-- Directions for this task --
Look through the records below, and copy out every line that holds the string "УГИБДД".

Dataset entries
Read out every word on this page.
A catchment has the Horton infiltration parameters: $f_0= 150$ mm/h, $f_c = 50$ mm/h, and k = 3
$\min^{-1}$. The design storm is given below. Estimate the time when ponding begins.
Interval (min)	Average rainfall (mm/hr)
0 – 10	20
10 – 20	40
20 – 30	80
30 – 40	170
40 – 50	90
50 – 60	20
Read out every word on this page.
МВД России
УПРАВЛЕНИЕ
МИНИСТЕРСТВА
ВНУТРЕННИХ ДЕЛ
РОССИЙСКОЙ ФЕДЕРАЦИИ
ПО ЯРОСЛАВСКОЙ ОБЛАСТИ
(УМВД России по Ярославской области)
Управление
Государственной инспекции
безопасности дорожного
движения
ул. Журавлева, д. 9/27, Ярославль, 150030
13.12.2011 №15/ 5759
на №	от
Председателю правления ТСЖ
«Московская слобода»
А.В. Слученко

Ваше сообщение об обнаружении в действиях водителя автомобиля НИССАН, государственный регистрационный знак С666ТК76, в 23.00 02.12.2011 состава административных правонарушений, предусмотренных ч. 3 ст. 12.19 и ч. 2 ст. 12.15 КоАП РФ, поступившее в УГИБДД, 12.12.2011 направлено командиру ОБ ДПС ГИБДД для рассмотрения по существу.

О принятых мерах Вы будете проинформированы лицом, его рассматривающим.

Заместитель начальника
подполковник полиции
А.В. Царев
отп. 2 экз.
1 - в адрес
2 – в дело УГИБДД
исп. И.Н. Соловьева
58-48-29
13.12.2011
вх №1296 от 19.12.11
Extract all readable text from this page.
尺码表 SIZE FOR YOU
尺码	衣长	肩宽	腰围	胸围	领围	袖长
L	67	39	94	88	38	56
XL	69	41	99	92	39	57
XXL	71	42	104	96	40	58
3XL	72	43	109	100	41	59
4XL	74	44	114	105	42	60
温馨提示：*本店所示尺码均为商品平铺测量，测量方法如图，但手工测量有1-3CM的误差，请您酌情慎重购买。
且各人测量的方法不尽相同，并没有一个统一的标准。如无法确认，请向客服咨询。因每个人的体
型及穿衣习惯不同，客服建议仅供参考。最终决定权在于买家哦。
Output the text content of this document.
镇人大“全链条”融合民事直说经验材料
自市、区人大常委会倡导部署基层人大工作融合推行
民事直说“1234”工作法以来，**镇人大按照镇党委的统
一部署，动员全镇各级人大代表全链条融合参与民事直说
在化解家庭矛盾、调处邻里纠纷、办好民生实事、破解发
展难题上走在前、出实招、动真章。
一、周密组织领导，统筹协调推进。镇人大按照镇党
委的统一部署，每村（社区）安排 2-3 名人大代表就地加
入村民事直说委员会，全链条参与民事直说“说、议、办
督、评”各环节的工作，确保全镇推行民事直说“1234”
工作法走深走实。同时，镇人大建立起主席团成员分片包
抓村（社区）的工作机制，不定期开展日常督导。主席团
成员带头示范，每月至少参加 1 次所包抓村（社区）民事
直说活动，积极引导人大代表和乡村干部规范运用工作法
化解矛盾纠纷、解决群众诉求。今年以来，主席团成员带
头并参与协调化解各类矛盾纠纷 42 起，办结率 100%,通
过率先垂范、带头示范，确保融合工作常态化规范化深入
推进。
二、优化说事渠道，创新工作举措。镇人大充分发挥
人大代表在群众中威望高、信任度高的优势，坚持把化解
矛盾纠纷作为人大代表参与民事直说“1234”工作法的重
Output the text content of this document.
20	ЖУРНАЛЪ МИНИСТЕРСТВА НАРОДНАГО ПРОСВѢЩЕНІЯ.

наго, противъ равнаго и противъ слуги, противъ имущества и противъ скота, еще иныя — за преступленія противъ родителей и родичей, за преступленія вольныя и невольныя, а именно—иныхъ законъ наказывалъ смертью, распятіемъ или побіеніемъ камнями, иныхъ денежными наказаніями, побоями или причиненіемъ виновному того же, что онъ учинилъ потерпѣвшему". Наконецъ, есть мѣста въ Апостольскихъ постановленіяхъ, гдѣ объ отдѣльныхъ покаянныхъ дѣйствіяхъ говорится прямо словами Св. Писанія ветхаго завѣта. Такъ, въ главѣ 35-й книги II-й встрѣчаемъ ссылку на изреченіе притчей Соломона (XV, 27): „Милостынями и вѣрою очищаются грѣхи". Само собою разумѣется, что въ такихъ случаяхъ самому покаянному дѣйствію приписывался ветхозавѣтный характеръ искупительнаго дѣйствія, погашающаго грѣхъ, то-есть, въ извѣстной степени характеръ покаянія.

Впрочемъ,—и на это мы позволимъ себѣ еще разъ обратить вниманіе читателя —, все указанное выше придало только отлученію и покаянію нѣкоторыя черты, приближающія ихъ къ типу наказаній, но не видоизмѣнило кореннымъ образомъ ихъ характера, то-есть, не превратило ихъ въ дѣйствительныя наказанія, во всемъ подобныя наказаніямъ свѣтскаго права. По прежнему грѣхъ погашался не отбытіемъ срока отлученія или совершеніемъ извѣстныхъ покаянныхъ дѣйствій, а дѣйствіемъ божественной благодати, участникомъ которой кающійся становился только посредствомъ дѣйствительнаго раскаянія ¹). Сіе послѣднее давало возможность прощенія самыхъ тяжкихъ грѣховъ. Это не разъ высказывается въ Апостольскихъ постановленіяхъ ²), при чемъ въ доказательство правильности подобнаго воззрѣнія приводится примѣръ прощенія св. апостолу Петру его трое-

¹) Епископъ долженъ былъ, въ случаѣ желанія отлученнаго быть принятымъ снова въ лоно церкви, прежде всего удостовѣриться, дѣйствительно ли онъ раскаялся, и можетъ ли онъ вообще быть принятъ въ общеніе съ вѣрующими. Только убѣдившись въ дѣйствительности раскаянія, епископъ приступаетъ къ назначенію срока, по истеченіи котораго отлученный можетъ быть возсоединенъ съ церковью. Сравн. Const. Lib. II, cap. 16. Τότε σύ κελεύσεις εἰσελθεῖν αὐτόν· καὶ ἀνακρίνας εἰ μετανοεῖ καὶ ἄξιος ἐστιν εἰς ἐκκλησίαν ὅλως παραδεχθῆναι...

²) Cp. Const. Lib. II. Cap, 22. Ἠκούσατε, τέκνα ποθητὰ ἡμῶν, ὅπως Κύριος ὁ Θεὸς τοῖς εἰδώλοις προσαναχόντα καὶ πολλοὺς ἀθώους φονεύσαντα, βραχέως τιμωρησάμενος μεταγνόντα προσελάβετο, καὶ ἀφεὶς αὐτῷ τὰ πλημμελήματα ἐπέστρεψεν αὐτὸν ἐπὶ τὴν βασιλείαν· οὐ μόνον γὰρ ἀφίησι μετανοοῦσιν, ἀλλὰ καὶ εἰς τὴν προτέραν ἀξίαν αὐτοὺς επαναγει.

-- Completed task --
Ваше сообщение об обнаружении в действиях водителя автомобиля НИССАН, государственный регистрационный знак С666ТК76, в 23.00 02.12.2011 состава административных правонарушений, предусмотренных ч. 3 ст. 12.19 и ч. 2 ст. 12.15 КоАП РФ, поступившее в УГИБДД, 12.12.2011 направлено командиру ОБ ДПС ГИБДД для рассмотрения по существу.
2 – в дело УГИБДД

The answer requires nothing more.